— START OF DATASET ROWS —

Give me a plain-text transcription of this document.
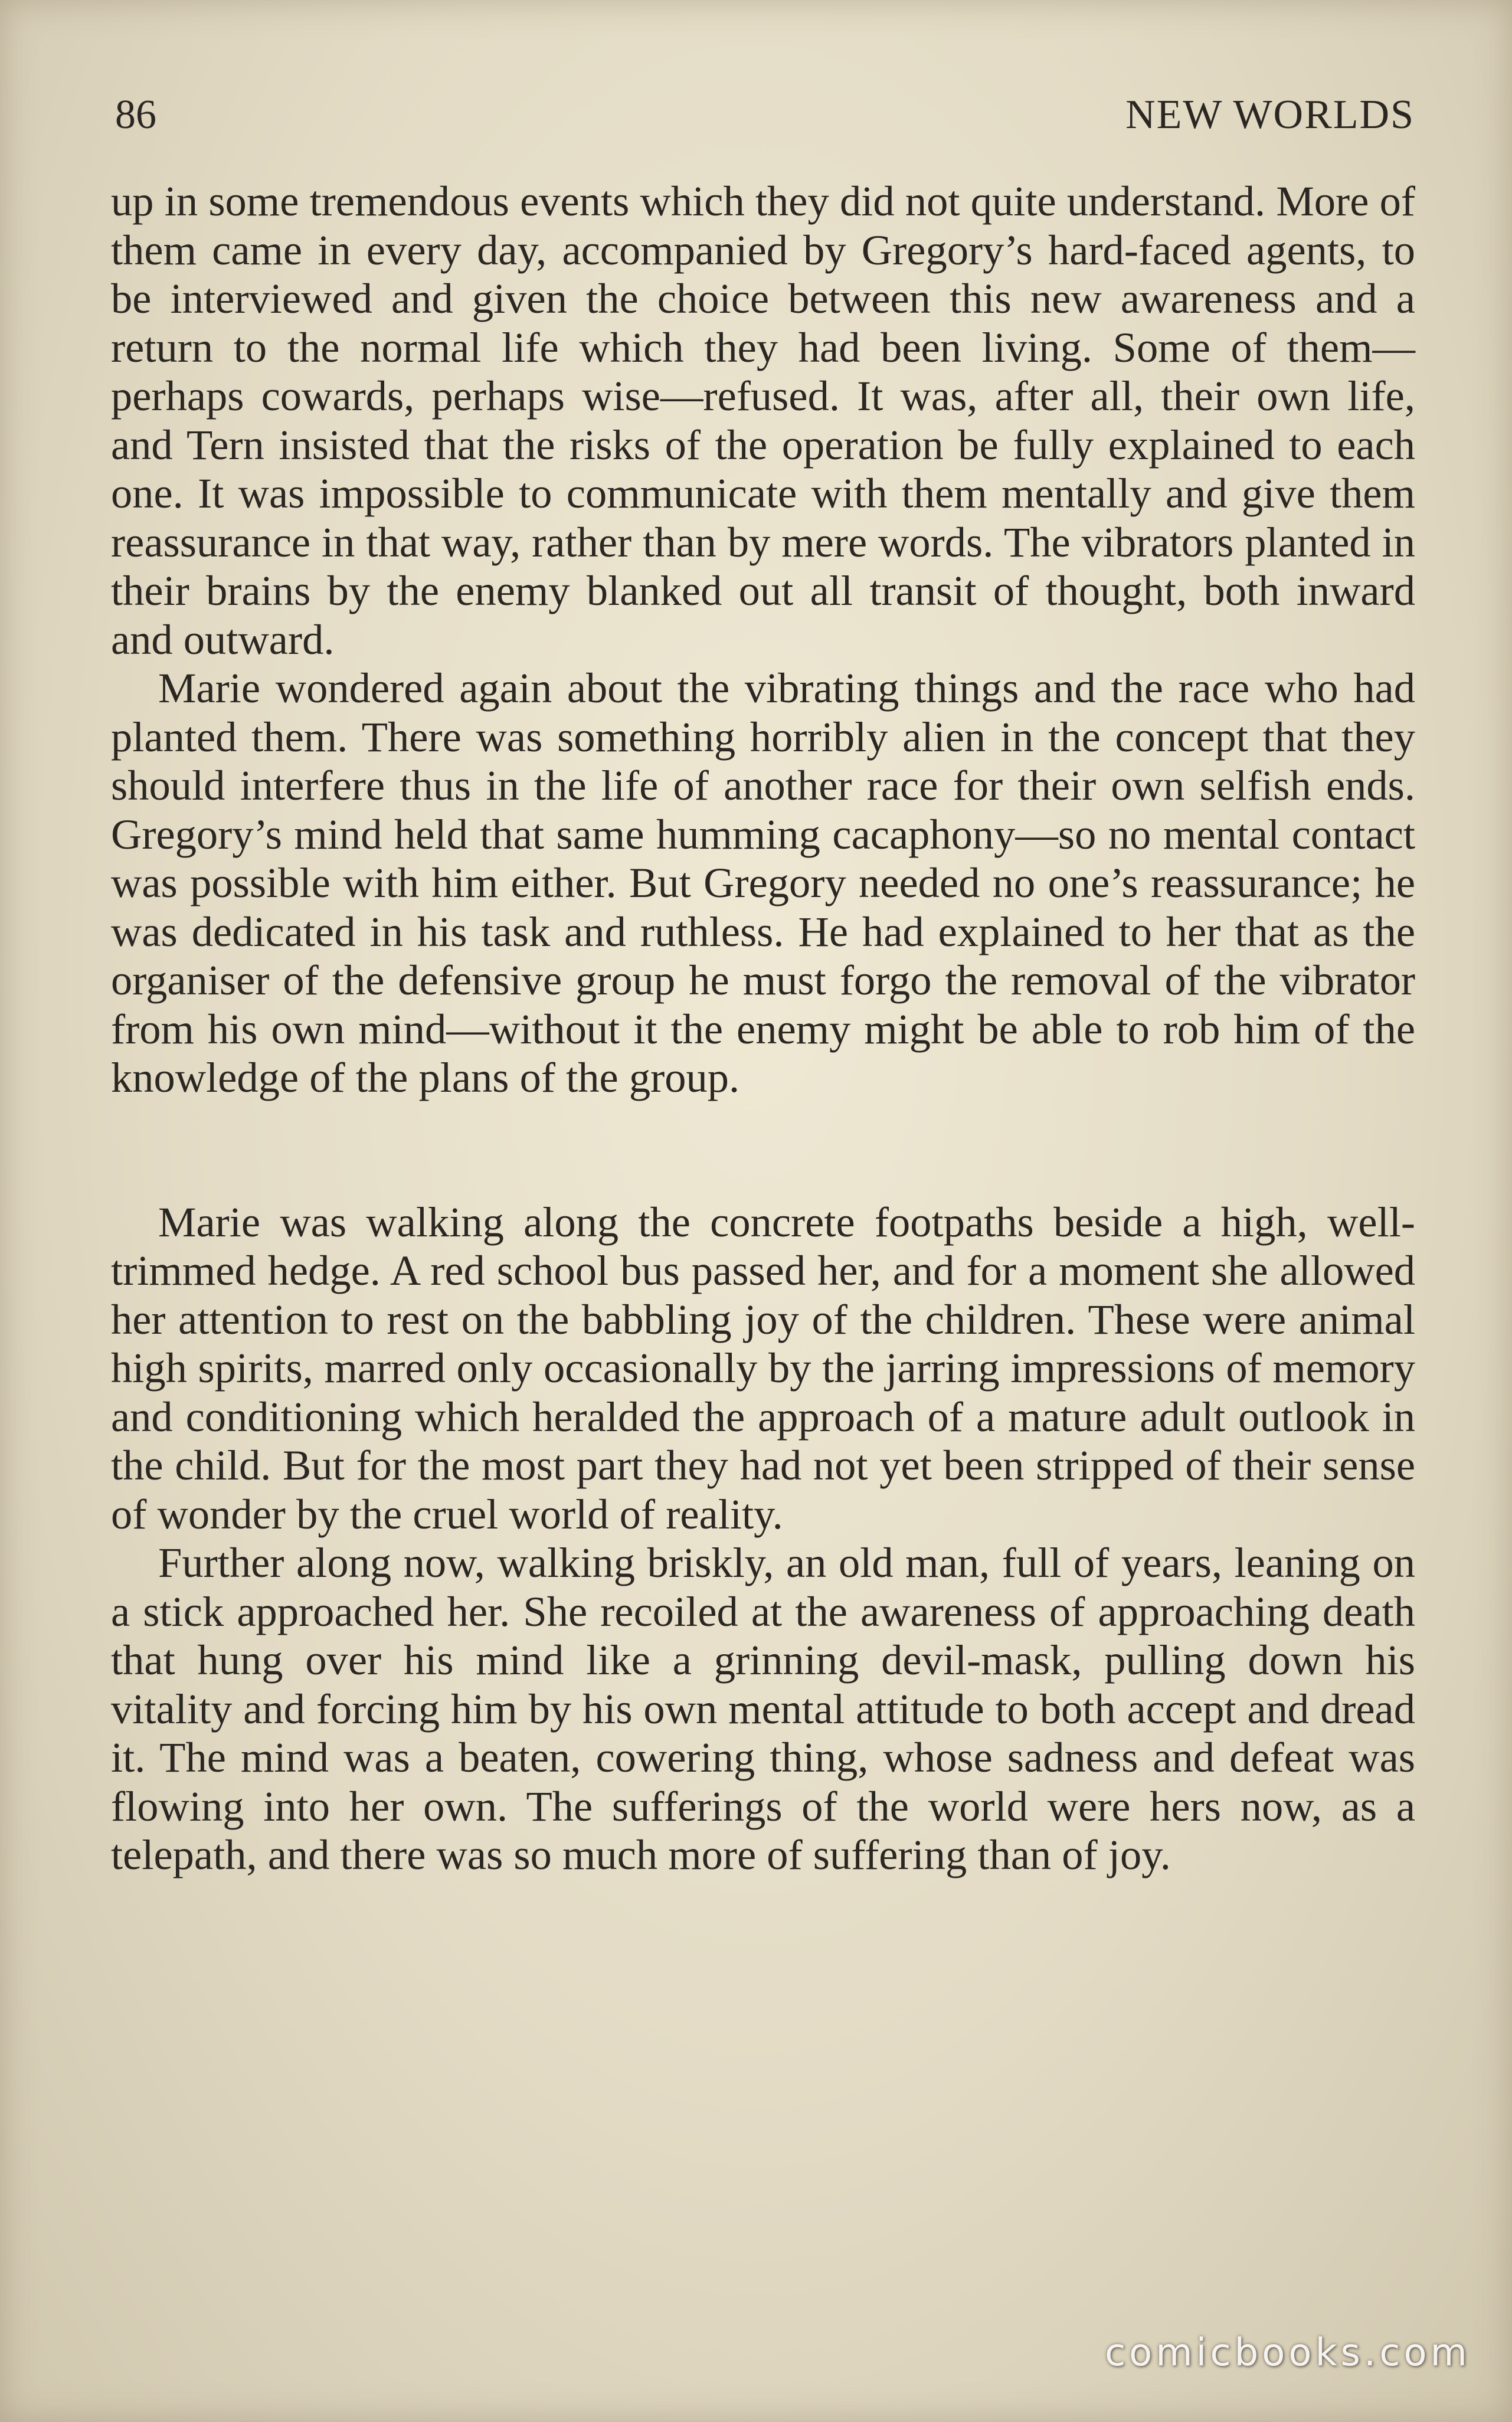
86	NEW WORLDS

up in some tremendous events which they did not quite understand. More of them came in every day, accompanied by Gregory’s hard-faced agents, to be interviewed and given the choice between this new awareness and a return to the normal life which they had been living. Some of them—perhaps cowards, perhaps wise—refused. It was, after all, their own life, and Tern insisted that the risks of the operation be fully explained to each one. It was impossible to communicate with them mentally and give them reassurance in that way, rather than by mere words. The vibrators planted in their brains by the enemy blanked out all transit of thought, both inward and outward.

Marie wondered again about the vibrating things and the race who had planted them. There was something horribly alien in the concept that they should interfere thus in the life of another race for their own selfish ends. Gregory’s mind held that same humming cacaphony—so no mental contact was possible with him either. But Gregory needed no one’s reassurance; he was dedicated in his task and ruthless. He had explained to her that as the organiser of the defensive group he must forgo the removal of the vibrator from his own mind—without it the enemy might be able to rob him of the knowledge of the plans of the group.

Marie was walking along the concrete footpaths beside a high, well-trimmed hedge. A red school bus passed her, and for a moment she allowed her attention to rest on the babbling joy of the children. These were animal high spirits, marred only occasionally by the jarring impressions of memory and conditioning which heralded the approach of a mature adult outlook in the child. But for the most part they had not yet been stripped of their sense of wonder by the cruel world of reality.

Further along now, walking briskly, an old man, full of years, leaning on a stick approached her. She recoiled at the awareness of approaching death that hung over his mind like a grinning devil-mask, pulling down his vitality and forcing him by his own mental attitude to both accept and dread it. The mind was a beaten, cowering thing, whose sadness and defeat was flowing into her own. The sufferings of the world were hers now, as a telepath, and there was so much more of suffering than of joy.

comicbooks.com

— END OF DATASET ROWS —
— START OF DATASET ROWS —

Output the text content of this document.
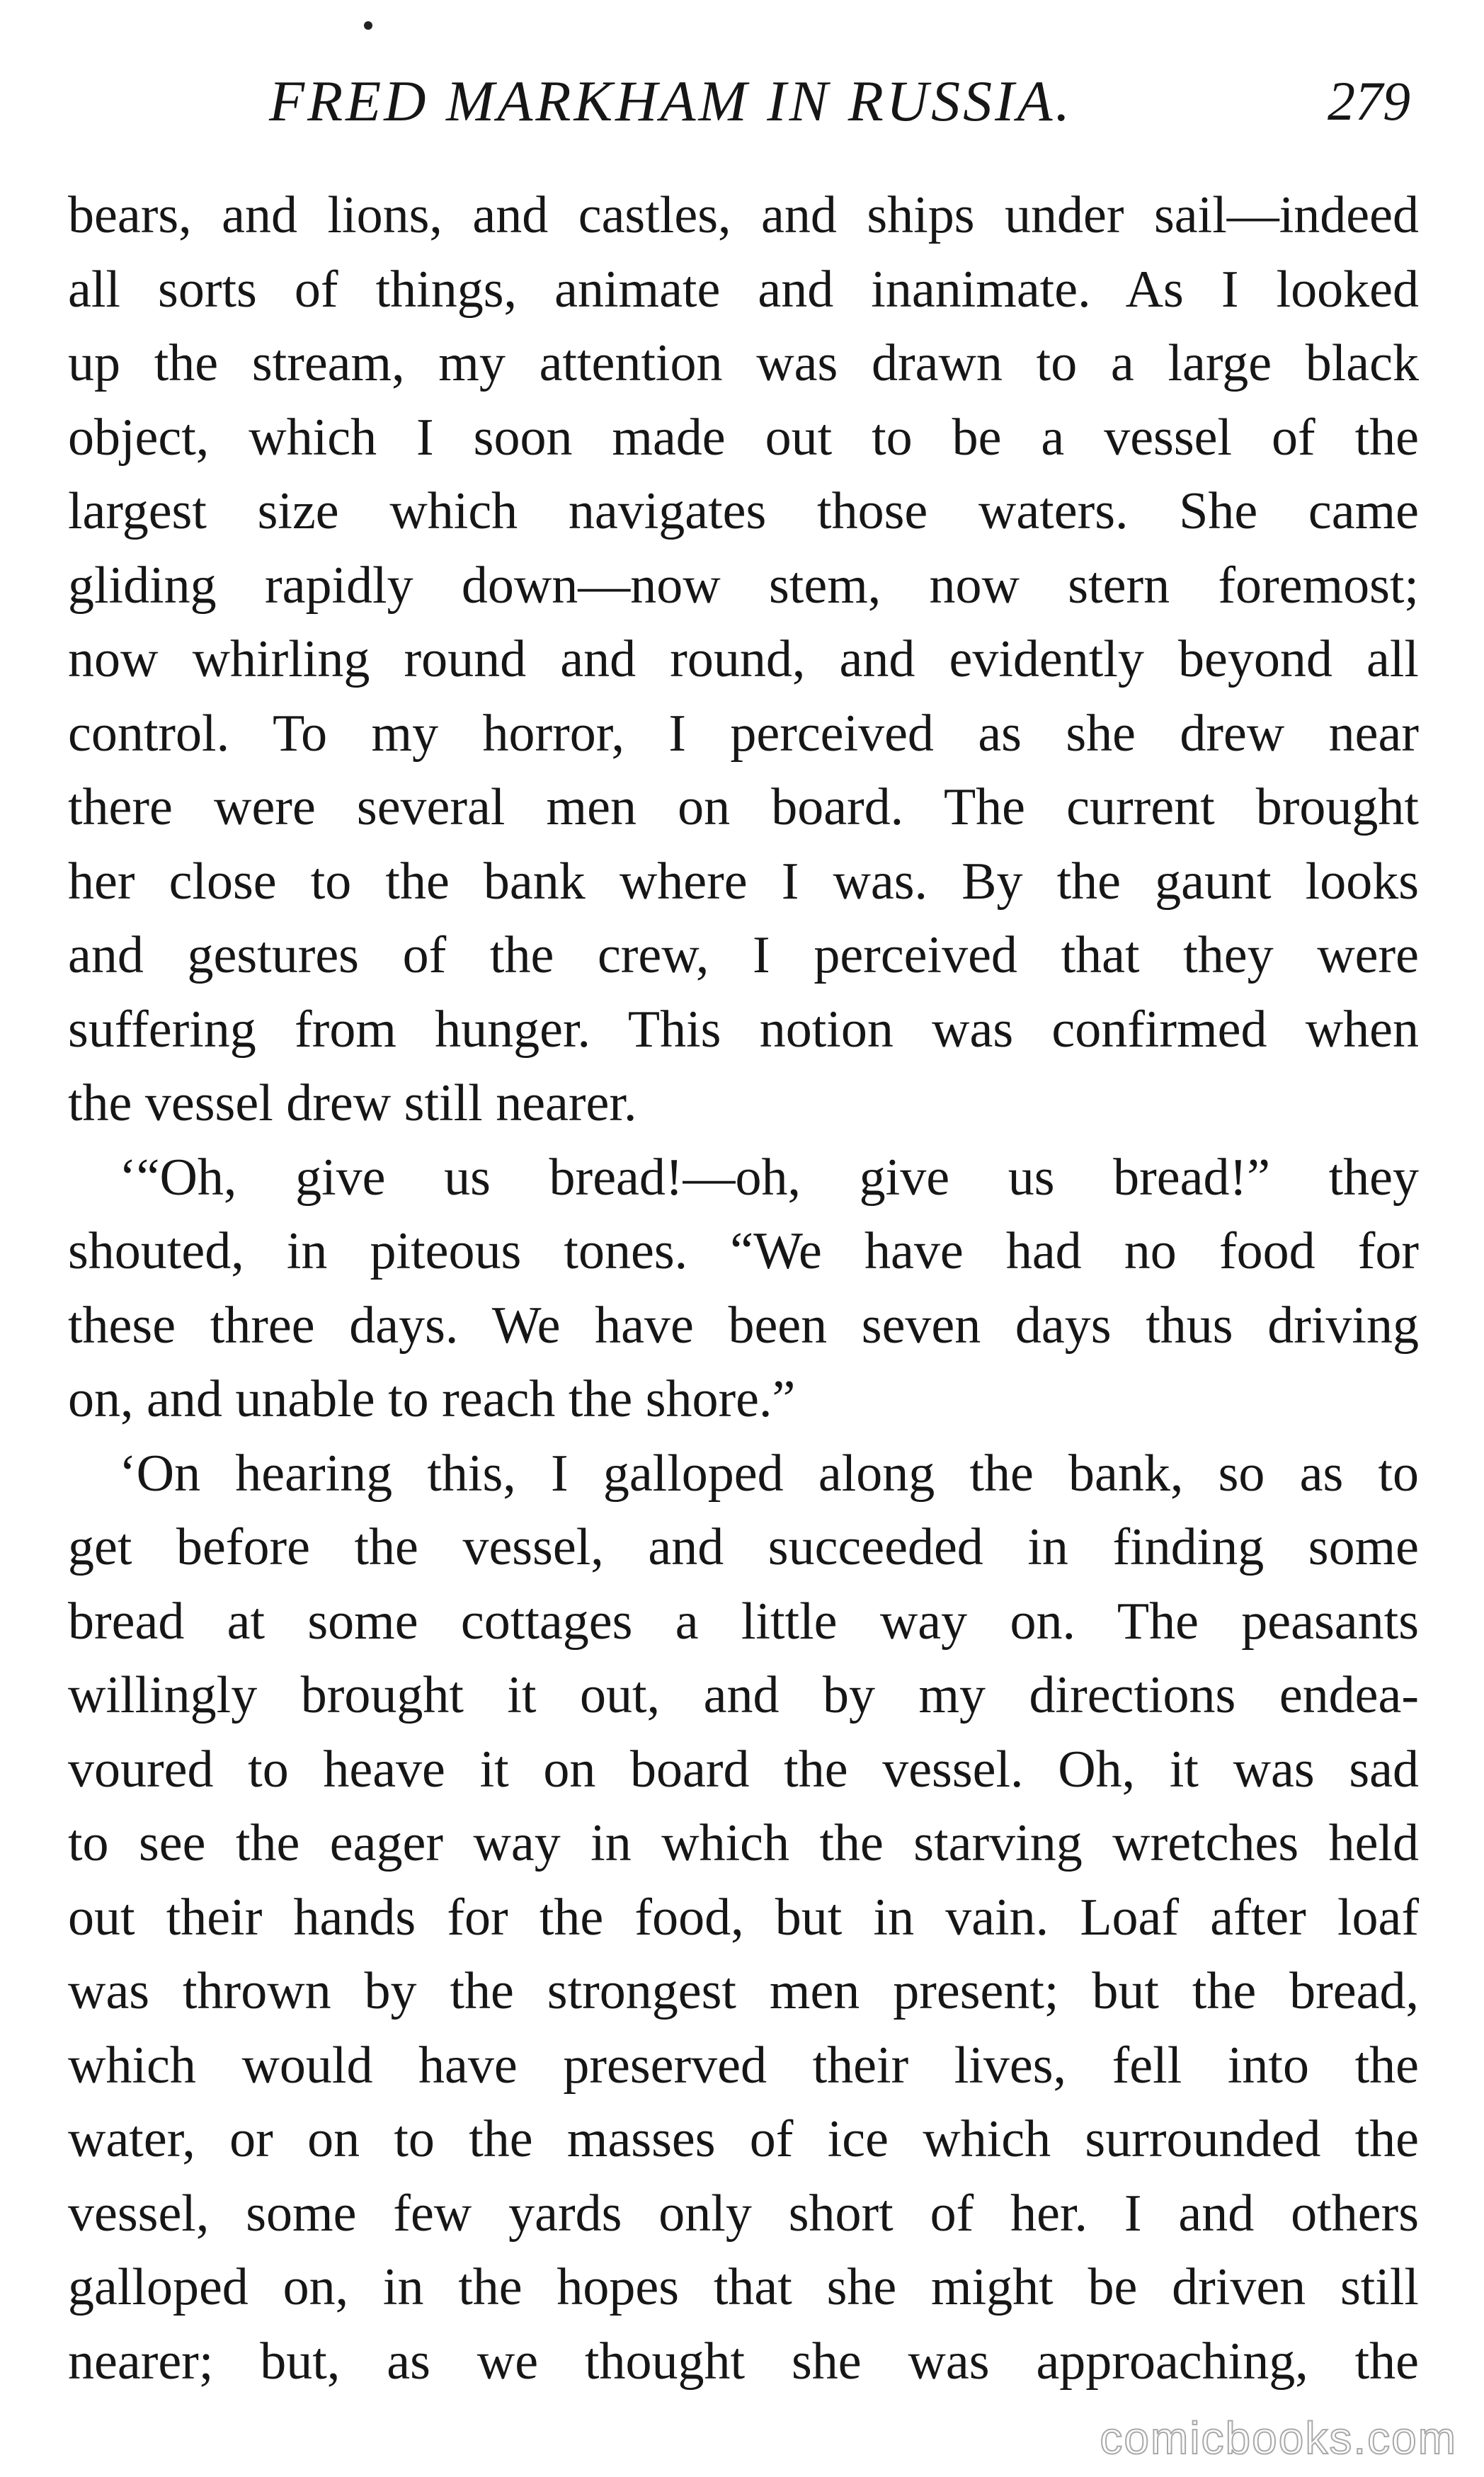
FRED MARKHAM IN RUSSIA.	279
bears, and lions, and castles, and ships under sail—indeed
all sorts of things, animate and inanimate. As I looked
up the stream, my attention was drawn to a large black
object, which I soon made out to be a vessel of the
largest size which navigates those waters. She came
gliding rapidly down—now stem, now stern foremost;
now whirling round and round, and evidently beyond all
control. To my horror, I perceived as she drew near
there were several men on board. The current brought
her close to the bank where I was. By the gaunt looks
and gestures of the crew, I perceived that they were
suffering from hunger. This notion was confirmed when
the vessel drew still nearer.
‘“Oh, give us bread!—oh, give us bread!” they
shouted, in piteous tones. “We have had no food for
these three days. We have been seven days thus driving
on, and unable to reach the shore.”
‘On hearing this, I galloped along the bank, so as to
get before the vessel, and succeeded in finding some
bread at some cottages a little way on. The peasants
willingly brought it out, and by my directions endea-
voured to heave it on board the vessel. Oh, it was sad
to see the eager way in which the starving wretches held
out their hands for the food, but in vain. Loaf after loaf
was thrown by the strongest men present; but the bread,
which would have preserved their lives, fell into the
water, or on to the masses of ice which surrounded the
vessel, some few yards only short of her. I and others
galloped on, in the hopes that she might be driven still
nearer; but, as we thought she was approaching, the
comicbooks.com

— END OF DATASET ROWS —

SET EXERCISE:
Find the lines above that contain the word "drew" and collect them.

COMPLETED EXERCISE:
control. To my horror, I perceived as she drew near
the vessel drew still nearer.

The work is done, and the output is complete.